Figure dataset records

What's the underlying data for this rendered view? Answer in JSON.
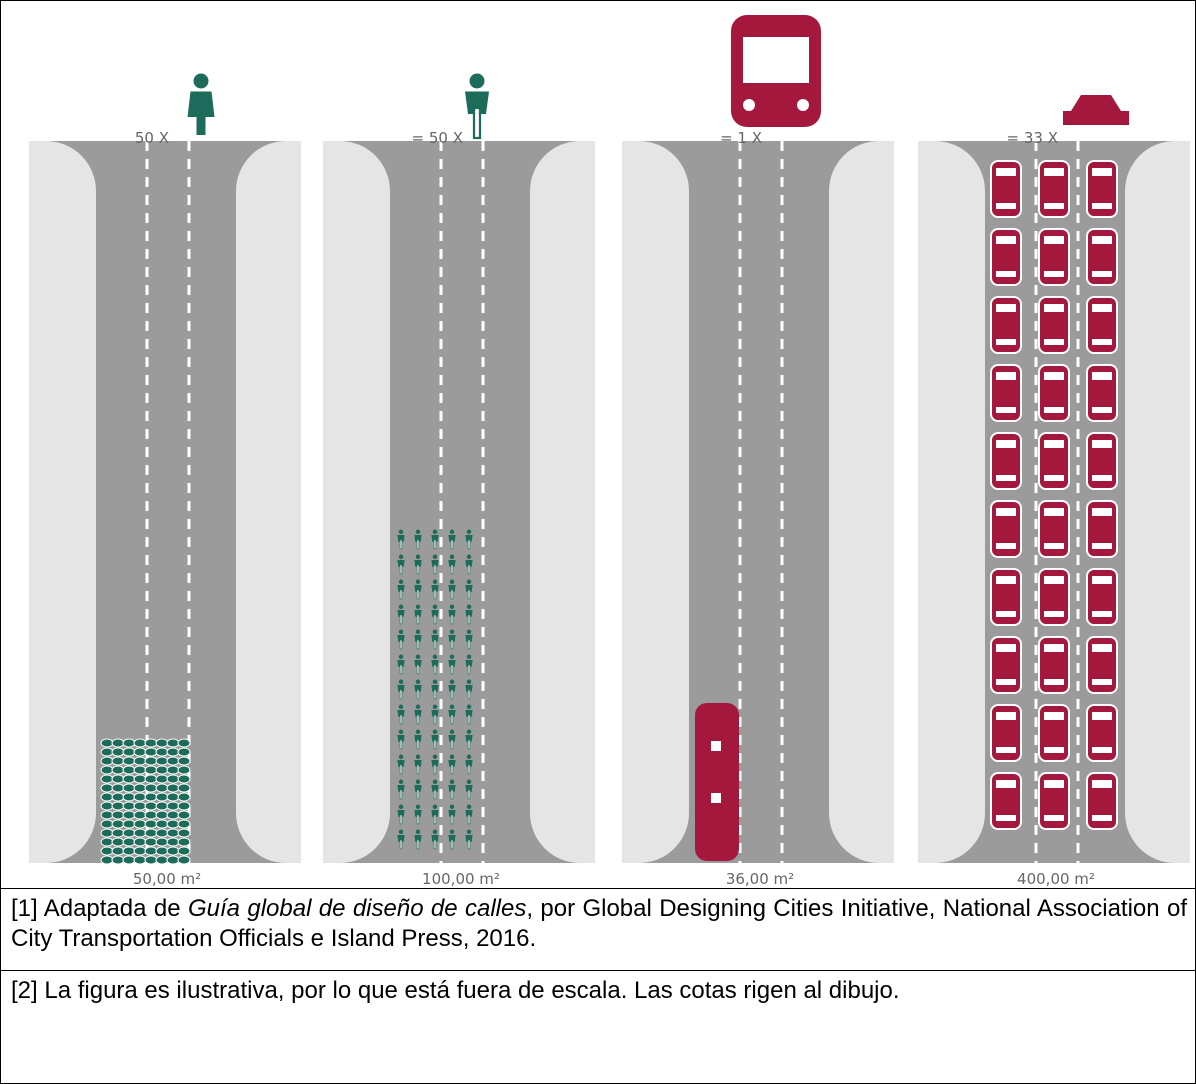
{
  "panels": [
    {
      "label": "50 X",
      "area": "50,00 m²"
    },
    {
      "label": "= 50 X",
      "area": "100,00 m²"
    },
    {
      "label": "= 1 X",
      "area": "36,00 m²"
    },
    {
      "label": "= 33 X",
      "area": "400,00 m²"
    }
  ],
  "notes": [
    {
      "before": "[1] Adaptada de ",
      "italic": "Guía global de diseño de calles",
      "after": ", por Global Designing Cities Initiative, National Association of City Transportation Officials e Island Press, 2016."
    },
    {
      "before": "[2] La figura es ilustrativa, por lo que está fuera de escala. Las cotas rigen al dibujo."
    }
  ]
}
...
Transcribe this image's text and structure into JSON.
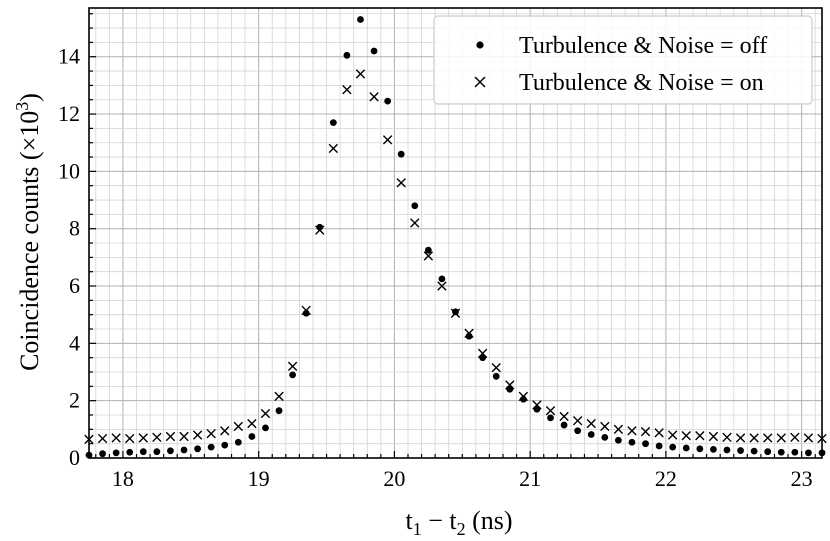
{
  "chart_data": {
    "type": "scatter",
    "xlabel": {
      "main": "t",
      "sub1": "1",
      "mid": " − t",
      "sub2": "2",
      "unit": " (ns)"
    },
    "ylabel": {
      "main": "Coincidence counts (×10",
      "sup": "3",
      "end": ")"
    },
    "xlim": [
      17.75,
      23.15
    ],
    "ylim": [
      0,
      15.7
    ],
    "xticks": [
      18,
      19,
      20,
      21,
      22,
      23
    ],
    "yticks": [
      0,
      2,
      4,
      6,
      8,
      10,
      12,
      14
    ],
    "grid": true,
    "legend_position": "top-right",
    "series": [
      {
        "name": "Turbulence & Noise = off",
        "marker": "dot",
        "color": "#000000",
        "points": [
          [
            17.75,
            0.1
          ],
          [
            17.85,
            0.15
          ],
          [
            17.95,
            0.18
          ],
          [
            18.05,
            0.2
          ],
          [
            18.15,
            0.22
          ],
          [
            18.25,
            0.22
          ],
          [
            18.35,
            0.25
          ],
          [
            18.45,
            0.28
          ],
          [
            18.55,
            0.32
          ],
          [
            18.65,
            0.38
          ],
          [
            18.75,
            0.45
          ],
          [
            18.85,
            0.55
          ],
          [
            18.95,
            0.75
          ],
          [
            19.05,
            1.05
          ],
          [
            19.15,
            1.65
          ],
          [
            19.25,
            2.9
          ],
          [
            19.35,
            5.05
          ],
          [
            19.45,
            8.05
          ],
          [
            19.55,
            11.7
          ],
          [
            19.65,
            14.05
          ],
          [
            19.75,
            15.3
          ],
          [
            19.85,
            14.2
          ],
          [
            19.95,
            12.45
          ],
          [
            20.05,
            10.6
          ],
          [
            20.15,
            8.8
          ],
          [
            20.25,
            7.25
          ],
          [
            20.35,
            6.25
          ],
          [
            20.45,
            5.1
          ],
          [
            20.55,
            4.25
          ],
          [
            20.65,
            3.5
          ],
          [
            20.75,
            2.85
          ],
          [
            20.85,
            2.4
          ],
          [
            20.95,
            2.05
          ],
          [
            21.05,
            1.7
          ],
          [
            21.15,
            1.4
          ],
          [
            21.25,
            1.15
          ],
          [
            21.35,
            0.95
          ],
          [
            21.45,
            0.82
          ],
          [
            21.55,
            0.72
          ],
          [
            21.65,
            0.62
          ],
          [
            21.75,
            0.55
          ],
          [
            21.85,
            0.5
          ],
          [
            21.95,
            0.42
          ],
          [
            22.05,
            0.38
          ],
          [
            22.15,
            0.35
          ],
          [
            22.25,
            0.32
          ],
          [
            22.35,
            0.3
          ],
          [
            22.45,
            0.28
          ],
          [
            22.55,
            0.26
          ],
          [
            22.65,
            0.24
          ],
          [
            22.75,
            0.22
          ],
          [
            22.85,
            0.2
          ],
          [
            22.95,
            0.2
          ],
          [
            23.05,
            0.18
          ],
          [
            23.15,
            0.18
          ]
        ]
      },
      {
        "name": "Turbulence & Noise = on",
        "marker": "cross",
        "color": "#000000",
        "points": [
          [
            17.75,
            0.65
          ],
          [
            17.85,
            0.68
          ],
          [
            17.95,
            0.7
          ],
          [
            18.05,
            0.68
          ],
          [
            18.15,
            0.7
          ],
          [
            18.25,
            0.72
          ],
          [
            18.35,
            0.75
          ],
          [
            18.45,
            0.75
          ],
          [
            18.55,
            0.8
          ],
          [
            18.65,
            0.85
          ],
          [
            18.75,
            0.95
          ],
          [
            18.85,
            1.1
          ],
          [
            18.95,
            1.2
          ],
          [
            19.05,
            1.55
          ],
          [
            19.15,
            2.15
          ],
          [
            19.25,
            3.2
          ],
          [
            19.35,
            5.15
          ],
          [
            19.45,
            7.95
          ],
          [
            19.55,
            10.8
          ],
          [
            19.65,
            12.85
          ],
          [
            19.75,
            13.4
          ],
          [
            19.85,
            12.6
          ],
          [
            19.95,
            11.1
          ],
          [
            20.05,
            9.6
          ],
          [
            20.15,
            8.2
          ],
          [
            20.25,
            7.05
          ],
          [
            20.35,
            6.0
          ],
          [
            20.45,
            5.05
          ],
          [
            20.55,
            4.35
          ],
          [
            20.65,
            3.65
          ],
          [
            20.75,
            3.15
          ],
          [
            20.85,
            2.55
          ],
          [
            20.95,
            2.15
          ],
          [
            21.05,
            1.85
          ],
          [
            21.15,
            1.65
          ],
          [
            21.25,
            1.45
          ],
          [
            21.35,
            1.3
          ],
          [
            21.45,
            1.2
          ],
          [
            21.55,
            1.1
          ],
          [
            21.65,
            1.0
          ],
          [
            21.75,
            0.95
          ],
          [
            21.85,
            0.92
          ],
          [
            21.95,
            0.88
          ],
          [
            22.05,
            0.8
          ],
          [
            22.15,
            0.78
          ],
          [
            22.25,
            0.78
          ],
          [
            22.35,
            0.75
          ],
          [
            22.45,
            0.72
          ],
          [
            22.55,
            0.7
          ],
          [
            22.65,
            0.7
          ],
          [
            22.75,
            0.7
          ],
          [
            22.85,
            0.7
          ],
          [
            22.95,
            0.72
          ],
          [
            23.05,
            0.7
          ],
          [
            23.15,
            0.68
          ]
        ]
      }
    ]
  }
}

* [What needs to be done]: Using the listing, collect all lines in which the string "Noise" is found.

* [Task result]:
        "name": "Turbulence & Noise = off",
        "name": "Turbulence & Noise = on",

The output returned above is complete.